Select every line holding the word "Summary" and copy it.

[START OF Provided material]

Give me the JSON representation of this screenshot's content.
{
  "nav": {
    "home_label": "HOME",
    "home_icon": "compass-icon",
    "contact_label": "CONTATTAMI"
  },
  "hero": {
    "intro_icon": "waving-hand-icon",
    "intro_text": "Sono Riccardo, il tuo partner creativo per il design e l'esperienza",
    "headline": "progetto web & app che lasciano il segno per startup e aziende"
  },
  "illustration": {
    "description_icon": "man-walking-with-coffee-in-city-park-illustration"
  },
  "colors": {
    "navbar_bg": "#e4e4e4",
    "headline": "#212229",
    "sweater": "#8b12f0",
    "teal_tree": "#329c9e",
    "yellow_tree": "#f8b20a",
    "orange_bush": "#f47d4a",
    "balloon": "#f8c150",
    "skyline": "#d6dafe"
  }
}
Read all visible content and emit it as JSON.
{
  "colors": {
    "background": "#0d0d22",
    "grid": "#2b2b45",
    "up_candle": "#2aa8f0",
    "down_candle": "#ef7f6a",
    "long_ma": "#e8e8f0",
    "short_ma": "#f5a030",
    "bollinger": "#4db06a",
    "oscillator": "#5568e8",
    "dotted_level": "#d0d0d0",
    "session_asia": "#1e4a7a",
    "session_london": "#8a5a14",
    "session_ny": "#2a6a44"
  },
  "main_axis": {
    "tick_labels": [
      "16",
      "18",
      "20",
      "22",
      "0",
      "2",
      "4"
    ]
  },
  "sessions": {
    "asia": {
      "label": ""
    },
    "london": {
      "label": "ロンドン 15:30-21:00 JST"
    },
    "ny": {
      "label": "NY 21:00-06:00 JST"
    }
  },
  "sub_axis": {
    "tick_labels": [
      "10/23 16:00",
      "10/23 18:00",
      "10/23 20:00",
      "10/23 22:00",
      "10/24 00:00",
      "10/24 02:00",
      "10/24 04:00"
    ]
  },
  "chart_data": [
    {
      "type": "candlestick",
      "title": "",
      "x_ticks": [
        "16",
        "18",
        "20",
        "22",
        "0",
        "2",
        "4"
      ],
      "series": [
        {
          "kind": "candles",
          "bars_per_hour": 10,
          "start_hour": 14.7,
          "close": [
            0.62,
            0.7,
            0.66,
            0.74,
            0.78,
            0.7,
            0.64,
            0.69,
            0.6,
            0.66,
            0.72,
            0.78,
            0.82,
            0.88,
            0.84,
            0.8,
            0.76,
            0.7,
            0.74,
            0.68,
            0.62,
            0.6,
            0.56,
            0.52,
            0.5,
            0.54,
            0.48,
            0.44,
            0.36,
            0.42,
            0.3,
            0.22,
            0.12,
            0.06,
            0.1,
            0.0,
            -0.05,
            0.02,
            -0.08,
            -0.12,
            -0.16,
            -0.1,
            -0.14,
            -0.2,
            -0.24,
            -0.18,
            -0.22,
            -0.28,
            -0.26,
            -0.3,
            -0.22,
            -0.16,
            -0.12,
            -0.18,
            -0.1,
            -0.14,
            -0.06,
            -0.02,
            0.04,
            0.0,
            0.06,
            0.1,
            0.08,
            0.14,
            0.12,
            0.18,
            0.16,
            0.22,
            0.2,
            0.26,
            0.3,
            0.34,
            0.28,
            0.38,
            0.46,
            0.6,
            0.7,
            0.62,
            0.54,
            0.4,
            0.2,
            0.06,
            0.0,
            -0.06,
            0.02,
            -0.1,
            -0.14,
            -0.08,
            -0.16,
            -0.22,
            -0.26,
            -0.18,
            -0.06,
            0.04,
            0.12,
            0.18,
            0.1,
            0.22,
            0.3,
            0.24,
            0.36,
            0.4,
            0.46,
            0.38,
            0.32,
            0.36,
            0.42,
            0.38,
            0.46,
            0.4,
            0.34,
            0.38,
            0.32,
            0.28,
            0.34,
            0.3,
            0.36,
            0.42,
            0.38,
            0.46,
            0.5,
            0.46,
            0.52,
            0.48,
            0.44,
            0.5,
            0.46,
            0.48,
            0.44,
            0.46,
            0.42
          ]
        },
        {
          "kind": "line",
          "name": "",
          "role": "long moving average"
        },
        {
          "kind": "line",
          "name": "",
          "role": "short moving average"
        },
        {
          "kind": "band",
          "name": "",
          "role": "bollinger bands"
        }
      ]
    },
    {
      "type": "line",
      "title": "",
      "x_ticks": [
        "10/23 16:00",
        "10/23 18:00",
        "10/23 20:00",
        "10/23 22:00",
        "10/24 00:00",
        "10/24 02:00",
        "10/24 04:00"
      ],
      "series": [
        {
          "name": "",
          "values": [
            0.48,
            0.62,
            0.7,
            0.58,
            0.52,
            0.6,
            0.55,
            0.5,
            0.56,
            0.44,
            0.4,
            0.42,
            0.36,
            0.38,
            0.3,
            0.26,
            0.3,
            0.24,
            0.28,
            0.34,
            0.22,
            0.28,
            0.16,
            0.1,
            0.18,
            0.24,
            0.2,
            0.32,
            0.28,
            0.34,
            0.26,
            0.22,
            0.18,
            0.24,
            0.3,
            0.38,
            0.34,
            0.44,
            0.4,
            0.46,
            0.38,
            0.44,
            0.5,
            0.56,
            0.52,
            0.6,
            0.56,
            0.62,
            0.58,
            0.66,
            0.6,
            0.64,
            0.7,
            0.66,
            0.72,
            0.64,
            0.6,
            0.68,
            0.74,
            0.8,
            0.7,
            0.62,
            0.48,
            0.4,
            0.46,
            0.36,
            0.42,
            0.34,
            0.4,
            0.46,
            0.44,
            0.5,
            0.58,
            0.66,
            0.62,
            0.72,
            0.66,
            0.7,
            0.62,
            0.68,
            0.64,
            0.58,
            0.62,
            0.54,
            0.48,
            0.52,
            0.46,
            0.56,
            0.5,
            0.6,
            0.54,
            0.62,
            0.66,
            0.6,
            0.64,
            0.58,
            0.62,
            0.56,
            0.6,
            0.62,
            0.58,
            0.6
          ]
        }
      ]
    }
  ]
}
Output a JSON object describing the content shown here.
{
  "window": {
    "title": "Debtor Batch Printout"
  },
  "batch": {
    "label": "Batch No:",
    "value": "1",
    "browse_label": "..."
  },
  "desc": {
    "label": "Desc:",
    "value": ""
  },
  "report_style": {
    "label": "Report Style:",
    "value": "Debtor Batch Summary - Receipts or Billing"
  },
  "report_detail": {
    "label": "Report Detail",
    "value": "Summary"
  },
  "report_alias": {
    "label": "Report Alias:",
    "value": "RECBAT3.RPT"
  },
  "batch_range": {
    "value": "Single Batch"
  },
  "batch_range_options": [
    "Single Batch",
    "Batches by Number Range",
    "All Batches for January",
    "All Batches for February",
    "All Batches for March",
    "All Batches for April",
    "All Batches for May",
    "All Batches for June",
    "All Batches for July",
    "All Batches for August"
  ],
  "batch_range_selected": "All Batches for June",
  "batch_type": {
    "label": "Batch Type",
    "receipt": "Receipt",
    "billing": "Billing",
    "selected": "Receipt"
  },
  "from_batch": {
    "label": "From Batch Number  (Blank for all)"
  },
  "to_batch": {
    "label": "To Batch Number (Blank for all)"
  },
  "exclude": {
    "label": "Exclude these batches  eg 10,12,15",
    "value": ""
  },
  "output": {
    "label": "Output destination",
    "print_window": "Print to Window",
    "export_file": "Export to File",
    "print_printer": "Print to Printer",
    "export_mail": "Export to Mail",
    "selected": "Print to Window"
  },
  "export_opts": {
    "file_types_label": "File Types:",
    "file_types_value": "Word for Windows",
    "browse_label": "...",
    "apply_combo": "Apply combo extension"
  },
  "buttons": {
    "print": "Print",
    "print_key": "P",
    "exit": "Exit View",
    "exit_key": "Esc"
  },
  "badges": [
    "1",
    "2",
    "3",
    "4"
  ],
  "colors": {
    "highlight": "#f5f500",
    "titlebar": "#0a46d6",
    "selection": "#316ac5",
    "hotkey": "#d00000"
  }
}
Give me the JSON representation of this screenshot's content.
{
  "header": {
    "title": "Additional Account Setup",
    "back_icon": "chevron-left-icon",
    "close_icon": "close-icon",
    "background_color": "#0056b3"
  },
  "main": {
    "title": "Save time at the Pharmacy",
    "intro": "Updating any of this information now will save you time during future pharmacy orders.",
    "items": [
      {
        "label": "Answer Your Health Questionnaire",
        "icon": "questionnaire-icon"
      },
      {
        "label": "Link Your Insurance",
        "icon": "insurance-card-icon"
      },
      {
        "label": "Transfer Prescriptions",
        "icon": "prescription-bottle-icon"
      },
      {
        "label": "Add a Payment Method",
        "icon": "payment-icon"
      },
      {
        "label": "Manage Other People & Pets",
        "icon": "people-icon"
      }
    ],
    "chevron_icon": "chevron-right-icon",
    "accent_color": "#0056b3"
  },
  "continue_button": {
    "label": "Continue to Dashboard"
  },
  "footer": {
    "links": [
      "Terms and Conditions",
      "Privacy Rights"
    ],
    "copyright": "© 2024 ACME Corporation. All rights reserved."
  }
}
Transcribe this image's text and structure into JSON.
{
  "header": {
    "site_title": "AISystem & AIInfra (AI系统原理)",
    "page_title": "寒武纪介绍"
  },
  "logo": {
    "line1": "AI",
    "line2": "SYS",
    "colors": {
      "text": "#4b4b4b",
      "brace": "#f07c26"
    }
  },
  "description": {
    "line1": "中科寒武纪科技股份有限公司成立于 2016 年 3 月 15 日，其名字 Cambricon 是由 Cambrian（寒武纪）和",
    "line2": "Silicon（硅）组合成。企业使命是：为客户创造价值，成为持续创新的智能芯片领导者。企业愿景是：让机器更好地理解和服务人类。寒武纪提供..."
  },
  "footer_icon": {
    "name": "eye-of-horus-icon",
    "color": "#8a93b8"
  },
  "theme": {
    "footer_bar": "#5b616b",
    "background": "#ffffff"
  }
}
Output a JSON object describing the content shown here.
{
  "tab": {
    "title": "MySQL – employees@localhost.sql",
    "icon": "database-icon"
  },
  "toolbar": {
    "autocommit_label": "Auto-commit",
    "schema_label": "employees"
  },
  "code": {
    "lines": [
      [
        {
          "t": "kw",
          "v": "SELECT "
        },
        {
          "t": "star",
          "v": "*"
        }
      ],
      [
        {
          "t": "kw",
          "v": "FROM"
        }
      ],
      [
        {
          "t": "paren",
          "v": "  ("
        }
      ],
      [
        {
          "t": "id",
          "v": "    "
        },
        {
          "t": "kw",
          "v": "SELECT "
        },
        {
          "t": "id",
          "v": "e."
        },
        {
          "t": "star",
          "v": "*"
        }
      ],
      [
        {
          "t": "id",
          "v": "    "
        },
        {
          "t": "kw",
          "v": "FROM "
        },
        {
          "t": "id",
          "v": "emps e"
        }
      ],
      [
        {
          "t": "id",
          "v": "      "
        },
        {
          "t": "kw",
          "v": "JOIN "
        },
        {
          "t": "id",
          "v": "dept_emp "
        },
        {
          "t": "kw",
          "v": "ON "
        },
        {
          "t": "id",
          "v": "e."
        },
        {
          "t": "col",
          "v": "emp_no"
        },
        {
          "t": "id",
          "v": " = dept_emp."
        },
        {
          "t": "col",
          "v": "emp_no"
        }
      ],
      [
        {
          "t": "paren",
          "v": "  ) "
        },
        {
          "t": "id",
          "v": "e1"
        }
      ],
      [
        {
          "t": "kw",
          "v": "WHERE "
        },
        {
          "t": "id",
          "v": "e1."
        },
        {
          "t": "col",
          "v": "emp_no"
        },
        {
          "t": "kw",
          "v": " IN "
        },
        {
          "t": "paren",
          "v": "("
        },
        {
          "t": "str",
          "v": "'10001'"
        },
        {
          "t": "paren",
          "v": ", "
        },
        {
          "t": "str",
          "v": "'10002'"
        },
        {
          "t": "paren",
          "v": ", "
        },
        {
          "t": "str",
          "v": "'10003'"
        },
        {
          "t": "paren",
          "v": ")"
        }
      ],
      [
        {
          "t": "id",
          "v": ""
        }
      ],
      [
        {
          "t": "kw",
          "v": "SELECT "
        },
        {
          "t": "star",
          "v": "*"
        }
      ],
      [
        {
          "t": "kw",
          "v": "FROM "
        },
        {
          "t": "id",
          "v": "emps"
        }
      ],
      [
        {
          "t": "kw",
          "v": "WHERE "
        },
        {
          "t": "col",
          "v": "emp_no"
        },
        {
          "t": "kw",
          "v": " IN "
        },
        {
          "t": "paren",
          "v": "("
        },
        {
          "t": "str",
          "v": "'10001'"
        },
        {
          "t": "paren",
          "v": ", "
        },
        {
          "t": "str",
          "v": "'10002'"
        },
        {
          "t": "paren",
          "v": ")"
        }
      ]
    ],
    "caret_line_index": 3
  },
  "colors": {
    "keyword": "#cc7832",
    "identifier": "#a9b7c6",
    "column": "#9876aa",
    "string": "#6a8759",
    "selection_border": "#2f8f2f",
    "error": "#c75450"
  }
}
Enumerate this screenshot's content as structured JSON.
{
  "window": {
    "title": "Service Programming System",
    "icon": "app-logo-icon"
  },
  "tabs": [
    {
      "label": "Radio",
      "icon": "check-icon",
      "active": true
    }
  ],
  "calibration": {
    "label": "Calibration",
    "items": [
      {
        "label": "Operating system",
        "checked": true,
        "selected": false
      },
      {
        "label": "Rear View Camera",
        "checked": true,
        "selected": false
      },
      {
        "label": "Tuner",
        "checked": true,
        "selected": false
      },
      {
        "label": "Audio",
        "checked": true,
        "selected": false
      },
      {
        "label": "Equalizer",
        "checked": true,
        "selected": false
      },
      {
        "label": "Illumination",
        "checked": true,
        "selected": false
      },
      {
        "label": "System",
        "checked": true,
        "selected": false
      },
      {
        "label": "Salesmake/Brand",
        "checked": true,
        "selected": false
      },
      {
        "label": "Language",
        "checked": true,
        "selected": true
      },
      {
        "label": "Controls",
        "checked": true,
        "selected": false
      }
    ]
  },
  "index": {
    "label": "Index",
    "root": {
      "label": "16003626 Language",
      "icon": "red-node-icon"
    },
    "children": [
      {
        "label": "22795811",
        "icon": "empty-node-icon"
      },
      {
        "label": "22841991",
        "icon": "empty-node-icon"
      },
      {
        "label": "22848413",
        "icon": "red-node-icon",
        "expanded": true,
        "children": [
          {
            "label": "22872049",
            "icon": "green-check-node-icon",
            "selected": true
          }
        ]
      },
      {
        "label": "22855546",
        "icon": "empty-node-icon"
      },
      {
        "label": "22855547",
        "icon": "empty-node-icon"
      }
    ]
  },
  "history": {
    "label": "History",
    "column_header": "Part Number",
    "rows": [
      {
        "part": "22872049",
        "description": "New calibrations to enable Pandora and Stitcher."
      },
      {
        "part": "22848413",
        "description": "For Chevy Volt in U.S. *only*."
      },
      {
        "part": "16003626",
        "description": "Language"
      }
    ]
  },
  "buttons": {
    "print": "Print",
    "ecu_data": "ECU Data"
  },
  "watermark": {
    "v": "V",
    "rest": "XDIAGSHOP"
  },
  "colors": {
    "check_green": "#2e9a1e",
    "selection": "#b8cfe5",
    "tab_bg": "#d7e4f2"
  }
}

[END OF Provided material]

> _Result_
    "value": "Debtor Batch Summary - Receipts or Billing"
    "value": "Summary"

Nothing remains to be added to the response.